Entries with figure data
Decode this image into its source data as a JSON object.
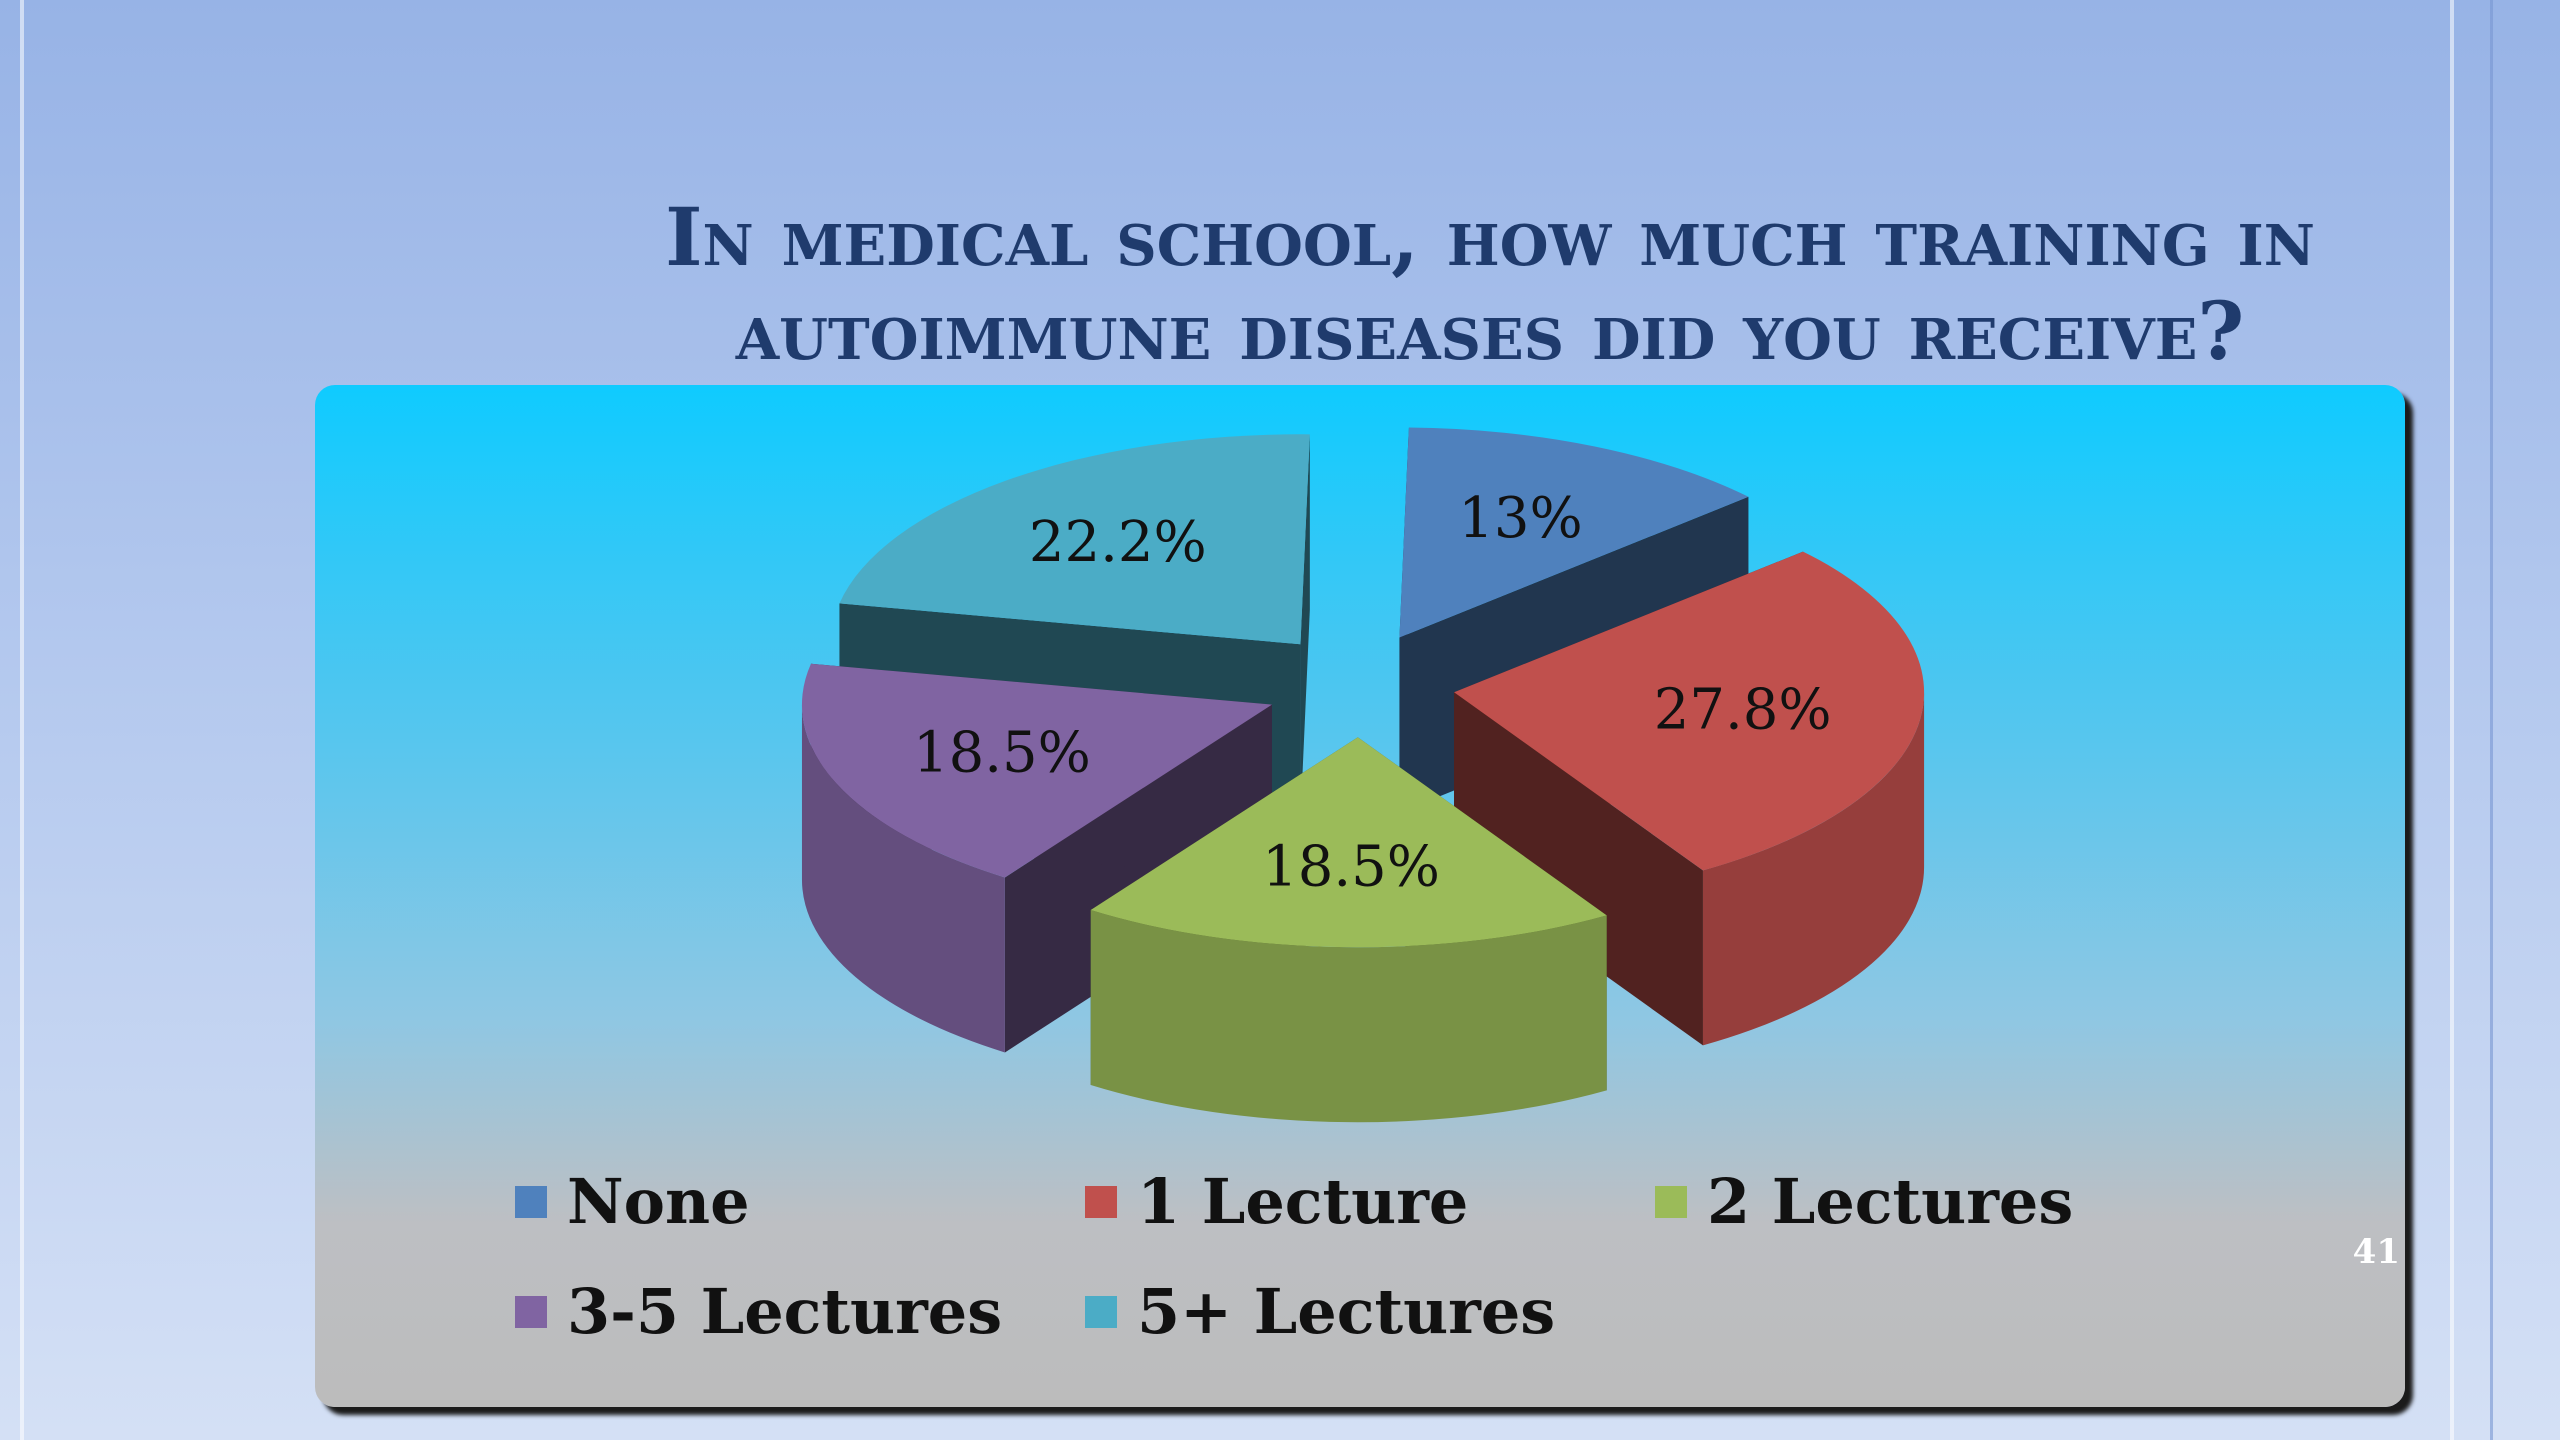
{
  "slide": {
    "title": "In medical school, how much training in autoimmune diseases did you receive?",
    "page_number": "41"
  },
  "chart_data": {
    "type": "pie",
    "style": "3d-exploded",
    "categories": [
      "None",
      "1 Lecture",
      "2 Lectures",
      "3-5 Lectures",
      "5+ Lectures"
    ],
    "values": [
      13,
      27.8,
      18.5,
      18.5,
      22.2
    ],
    "data_labels": [
      "13%",
      "27.8%",
      "18.5%",
      "18.5%",
      "22.2%"
    ],
    "colors": [
      "#4f81bd",
      "#c0504d",
      "#9bbb59",
      "#8064a2",
      "#4bacc6"
    ],
    "legend_position": "bottom",
    "legend": {
      "rows": [
        [
          "None",
          "1 Lecture",
          "2 Lectures"
        ],
        [
          "3-5 Lectures",
          "5+ Lectures"
        ]
      ]
    }
  }
}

▶ _What to produce_:
Return each line exactly as written. Any picture gets left out.

▶ _The answer_:
Decode this image into its source data as a JSON object.
{
  "slide": {
    "title": "In medical school, how much training in autoimmune diseases did you receive?",
    "page_number": "41"
  },
  "chart_data": {
    "type": "pie",
    "style": "3d-exploded",
    "categories": [
      "None",
      "1 Lecture",
      "2 Lectures",
      "3-5 Lectures",
      "5+ Lectures"
    ],
    "values": [
      13,
      27.8,
      18.5,
      18.5,
      22.2
    ],
    "data_labels": [
      "13%",
      "27.8%",
      "18.5%",
      "18.5%",
      "22.2%"
    ],
    "colors": [
      "#4f81bd",
      "#c0504d",
      "#9bbb59",
      "#8064a2",
      "#4bacc6"
    ],
    "legend_position": "bottom",
    "legend": {
      "rows": [
        [
          "None",
          "1 Lecture",
          "2 Lectures"
        ],
        [
          "3-5 Lectures",
          "5+ Lectures"
        ]
      ]
    }
  }
}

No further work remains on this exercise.